TASK BRIEF: In the records that follow, show each line where the word "structured" is present.

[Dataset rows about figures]
───

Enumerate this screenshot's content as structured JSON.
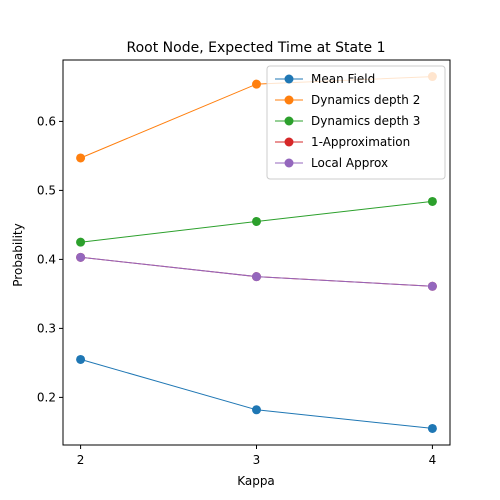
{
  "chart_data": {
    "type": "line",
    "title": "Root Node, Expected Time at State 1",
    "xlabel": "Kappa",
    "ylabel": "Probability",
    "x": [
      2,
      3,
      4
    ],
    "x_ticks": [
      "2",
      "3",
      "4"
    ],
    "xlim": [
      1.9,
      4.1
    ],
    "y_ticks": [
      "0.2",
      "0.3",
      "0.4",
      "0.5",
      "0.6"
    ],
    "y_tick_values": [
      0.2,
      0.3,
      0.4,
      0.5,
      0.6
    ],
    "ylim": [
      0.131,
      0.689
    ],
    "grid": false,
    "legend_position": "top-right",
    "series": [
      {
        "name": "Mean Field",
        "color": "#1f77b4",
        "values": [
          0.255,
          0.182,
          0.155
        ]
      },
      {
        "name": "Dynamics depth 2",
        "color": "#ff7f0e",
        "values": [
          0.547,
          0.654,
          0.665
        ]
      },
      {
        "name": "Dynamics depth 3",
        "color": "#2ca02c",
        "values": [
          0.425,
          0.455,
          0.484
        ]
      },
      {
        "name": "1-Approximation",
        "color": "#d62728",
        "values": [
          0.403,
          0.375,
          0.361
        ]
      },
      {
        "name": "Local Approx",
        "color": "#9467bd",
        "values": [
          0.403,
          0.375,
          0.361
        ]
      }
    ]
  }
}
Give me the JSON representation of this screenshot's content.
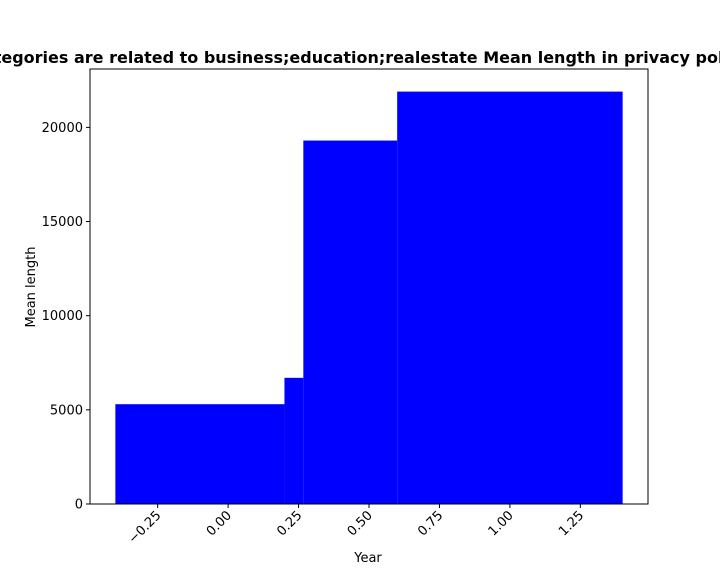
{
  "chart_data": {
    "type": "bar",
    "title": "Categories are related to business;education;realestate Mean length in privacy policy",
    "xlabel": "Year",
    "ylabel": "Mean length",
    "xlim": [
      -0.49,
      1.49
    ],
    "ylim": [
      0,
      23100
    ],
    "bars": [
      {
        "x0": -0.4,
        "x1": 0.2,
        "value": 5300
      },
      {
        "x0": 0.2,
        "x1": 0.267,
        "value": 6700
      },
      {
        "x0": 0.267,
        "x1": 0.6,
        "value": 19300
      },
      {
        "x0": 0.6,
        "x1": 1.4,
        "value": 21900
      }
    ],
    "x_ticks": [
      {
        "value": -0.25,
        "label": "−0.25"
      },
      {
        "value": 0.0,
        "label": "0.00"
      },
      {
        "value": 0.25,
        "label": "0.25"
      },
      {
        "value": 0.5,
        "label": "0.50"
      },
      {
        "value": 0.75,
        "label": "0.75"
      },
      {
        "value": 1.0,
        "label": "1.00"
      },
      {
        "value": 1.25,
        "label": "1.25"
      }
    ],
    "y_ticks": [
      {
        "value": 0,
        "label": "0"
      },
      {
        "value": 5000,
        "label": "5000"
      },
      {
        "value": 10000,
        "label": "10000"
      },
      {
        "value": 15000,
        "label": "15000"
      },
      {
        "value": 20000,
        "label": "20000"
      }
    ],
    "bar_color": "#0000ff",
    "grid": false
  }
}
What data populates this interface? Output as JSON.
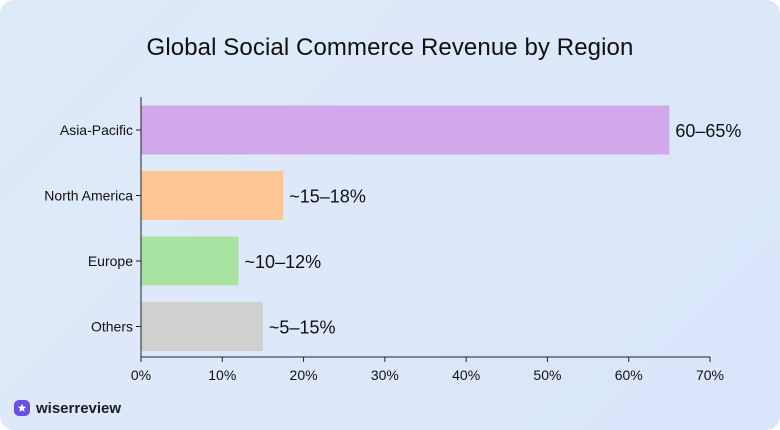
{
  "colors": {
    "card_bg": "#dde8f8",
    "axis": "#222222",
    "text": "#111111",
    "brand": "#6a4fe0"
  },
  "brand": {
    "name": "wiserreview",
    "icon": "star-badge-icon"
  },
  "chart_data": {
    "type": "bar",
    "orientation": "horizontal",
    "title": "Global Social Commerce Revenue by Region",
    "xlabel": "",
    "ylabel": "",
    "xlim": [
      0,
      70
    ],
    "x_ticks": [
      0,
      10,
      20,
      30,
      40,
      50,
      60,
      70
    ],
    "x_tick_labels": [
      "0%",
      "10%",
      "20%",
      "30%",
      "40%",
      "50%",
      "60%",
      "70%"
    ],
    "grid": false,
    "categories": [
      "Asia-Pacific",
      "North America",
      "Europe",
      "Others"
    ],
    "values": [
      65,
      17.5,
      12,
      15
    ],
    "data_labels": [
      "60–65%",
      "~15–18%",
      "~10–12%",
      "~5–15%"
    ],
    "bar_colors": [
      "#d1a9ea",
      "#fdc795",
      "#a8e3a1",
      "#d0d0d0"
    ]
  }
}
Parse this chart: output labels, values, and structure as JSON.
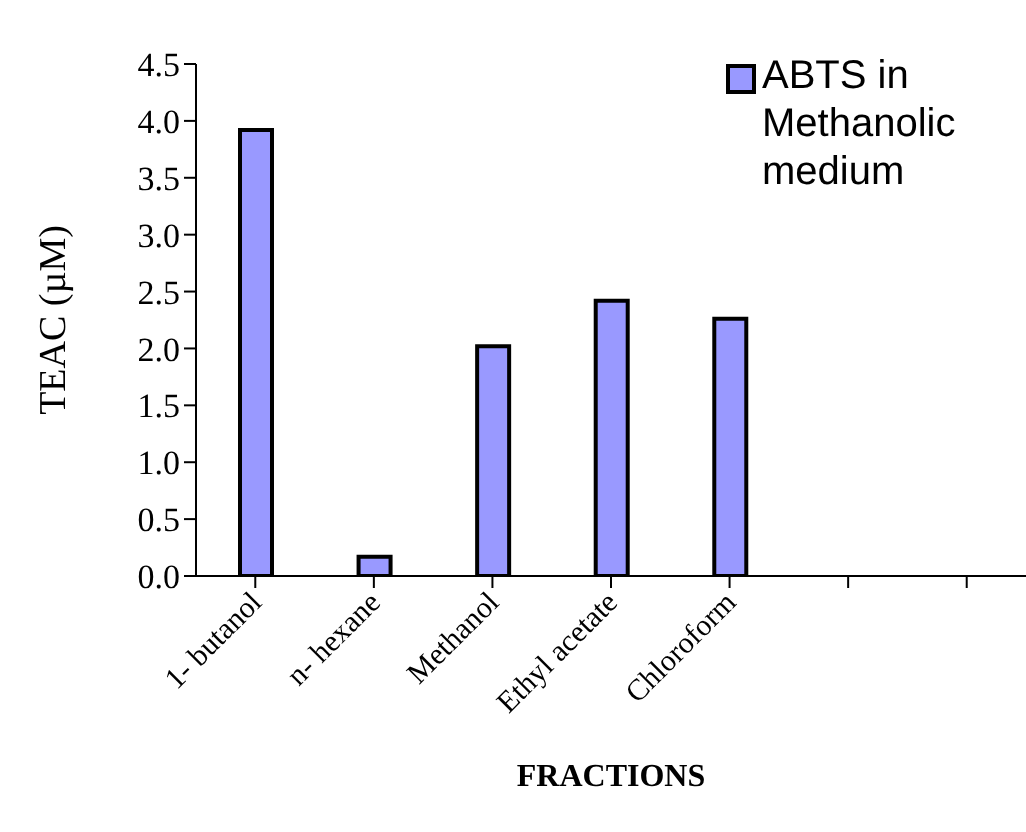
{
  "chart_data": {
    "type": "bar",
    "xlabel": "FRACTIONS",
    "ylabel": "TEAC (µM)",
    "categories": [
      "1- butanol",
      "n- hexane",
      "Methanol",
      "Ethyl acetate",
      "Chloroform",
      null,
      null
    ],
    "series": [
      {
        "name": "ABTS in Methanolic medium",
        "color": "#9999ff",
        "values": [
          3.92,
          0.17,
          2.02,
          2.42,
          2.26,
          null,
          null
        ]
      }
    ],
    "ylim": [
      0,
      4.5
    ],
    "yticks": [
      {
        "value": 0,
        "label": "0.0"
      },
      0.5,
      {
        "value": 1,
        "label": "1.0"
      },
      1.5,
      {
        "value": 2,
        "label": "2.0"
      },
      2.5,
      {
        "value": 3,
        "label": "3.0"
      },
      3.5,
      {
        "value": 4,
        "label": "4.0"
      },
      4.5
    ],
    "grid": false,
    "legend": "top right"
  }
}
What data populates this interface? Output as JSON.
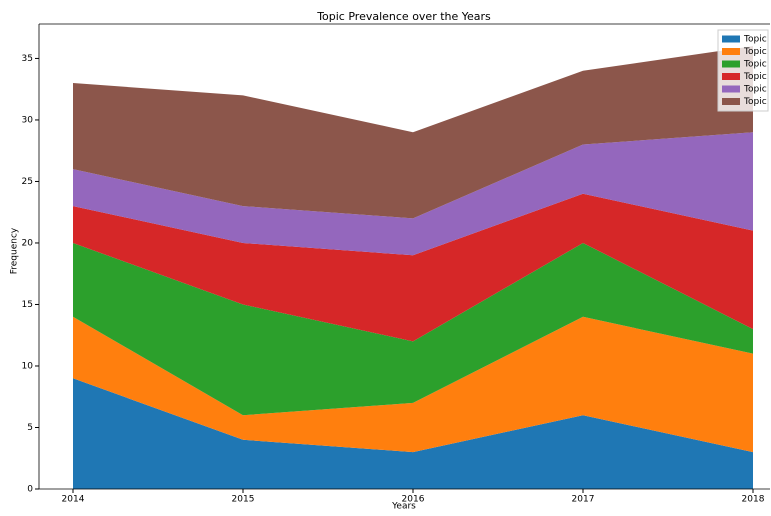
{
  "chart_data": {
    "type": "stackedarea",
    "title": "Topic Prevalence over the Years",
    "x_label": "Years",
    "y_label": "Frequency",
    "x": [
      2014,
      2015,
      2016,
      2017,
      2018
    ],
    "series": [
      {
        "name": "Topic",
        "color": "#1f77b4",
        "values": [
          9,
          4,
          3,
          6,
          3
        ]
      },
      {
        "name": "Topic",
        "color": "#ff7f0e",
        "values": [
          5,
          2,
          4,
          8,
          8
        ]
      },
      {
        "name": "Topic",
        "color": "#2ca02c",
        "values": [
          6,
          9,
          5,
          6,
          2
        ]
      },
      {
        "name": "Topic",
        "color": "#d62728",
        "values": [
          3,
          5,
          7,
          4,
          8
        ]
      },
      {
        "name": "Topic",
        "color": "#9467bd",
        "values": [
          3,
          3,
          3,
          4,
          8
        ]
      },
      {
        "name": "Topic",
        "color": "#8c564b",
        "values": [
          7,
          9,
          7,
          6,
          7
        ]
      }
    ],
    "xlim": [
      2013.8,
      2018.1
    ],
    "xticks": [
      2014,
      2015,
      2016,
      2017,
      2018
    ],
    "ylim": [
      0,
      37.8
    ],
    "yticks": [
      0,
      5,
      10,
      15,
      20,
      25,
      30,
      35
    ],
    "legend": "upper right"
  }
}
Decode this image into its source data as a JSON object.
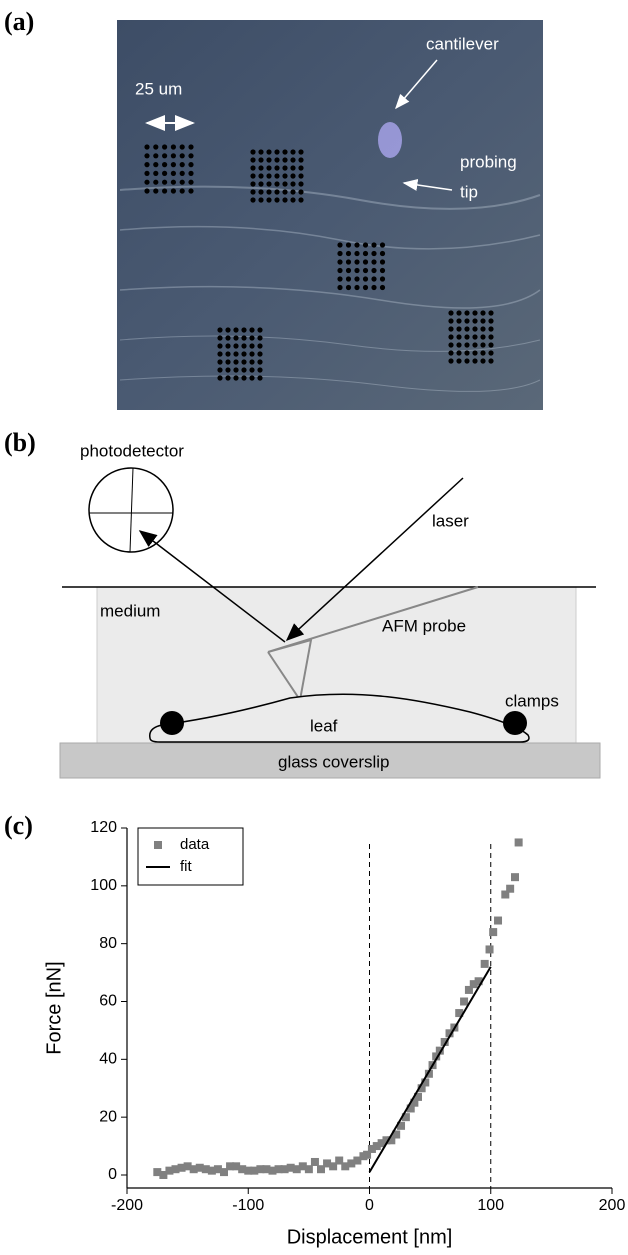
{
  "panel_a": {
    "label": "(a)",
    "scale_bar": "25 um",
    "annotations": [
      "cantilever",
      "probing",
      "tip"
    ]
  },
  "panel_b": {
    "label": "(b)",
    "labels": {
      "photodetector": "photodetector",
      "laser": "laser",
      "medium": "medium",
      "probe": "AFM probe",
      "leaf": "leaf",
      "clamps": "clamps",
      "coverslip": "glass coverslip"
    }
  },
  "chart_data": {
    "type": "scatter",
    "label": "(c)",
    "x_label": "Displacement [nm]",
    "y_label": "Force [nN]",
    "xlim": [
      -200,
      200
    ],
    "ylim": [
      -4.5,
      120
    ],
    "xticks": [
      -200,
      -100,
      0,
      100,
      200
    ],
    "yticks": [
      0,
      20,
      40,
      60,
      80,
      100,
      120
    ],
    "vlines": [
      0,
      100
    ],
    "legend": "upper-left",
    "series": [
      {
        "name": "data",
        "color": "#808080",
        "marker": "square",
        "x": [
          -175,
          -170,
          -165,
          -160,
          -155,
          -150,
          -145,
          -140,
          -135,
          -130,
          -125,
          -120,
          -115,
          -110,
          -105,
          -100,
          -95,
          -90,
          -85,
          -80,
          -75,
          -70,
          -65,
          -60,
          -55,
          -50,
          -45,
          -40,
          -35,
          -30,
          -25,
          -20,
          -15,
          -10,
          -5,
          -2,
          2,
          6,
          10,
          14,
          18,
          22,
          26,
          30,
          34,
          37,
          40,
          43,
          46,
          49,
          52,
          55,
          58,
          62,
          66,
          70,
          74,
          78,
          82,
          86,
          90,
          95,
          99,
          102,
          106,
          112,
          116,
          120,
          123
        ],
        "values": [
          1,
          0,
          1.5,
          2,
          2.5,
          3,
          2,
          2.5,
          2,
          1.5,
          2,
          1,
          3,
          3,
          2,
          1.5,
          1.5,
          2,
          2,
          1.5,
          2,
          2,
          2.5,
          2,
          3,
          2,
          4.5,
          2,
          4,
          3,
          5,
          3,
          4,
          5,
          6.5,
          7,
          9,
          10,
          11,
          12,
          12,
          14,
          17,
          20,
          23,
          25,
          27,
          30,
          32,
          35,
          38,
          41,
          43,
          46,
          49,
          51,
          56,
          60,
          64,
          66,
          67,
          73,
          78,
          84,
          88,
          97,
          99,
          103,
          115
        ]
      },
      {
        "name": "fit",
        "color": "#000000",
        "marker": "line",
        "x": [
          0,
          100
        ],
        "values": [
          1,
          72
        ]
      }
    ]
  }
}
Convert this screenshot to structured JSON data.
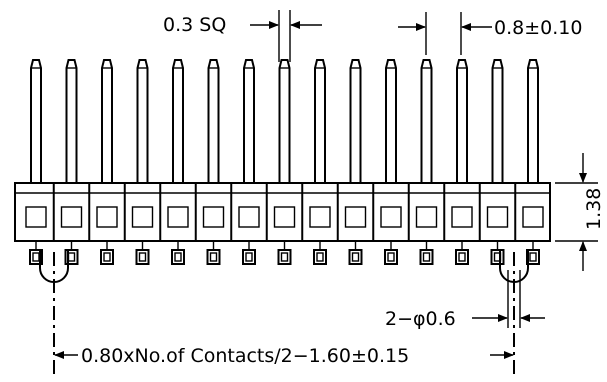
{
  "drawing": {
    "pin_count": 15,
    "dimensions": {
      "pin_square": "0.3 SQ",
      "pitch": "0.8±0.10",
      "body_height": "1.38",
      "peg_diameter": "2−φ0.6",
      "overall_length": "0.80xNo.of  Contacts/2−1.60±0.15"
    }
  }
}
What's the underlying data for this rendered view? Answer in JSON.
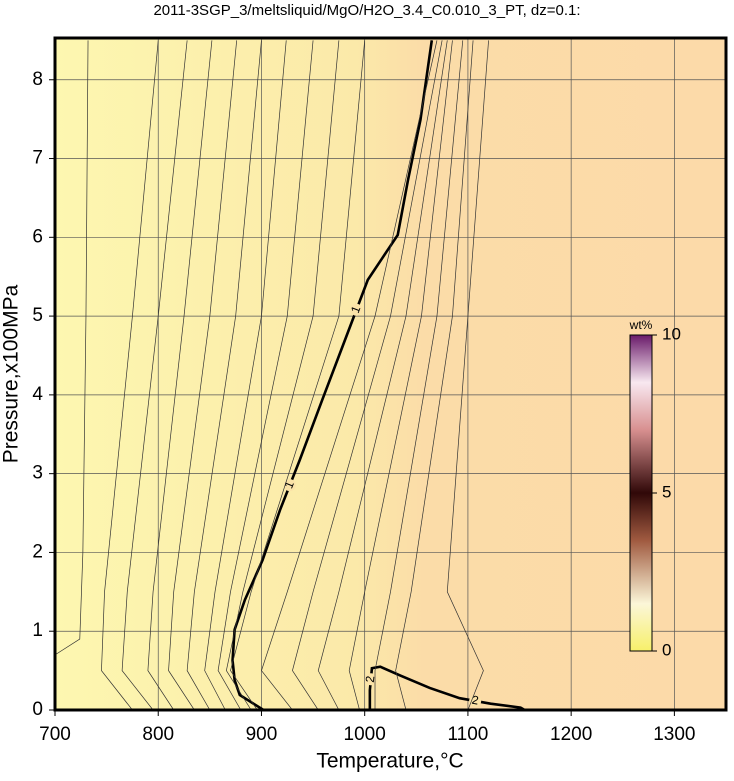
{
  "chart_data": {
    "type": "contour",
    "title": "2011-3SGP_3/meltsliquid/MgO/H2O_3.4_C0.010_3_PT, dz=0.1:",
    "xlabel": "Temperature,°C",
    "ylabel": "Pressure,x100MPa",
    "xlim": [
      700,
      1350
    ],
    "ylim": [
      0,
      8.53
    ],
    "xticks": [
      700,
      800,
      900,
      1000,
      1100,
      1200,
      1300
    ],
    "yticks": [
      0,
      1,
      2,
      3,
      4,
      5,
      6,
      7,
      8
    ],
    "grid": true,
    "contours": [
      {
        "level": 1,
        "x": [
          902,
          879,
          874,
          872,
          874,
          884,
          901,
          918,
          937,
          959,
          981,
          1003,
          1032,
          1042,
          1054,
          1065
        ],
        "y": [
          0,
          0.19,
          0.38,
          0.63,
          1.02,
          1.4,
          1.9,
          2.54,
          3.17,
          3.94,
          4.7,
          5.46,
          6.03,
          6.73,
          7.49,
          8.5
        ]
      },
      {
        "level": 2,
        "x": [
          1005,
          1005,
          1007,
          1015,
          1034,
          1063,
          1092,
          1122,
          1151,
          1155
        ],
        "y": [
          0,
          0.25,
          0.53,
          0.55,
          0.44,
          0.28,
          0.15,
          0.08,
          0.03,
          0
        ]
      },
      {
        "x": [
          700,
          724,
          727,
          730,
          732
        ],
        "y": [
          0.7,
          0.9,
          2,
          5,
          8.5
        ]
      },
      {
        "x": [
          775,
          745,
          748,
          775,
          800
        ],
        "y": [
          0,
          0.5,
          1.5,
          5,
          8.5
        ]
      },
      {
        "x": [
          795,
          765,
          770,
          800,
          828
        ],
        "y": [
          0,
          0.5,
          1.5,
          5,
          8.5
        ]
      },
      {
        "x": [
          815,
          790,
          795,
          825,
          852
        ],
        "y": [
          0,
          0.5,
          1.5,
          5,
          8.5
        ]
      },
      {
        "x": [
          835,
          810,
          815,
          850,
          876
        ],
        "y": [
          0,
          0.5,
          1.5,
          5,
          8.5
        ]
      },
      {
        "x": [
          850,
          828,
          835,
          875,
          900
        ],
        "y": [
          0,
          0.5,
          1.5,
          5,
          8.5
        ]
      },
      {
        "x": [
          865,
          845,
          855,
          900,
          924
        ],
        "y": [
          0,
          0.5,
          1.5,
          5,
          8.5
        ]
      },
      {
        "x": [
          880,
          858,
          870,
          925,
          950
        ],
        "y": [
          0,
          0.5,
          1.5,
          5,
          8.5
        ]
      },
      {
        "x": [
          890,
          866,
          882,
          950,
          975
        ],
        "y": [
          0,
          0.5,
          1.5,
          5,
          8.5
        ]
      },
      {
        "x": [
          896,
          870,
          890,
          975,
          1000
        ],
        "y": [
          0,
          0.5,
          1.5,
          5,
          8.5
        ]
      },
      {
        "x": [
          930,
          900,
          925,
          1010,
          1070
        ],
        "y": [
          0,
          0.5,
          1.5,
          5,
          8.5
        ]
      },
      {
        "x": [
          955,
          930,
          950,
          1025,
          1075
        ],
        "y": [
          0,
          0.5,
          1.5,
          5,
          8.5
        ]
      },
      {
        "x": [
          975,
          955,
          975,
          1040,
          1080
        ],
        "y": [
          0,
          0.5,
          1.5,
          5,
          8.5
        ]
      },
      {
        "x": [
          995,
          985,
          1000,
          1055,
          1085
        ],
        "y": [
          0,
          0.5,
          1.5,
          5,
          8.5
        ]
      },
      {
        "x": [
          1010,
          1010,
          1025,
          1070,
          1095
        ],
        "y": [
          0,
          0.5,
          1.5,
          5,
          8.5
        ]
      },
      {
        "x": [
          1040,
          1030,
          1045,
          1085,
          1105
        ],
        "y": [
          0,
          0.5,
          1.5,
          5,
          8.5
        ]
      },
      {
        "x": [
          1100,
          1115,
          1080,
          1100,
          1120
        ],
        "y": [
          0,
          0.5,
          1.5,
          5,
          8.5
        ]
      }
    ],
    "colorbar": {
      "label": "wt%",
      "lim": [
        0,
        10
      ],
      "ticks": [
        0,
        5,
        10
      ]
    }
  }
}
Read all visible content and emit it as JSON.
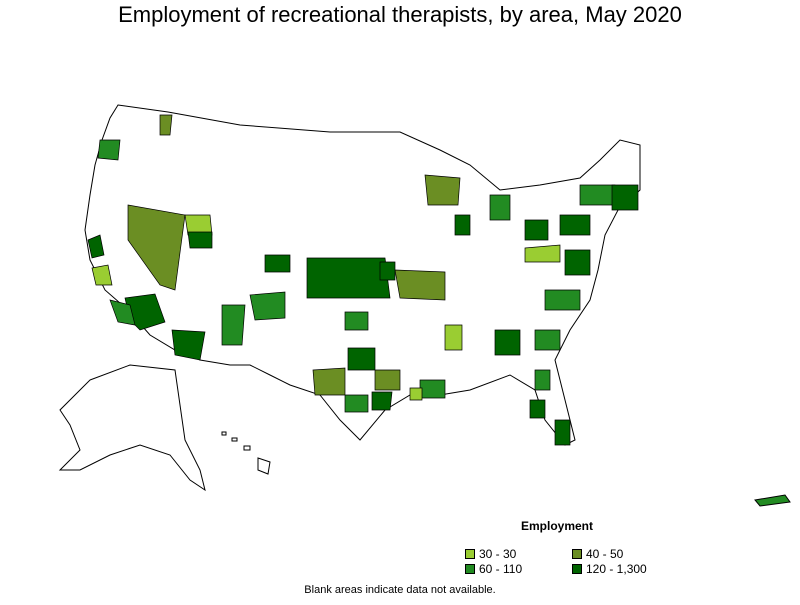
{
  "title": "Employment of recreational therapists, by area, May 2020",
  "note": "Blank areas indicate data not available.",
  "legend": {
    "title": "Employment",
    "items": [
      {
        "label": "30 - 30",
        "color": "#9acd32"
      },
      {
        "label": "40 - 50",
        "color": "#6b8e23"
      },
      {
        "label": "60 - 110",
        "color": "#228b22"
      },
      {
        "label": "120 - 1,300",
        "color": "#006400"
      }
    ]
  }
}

───

EXERCISE ANSWER:
Enumerate this screenshot's content as structured JSON.
Convert this screenshot to structured JSON data.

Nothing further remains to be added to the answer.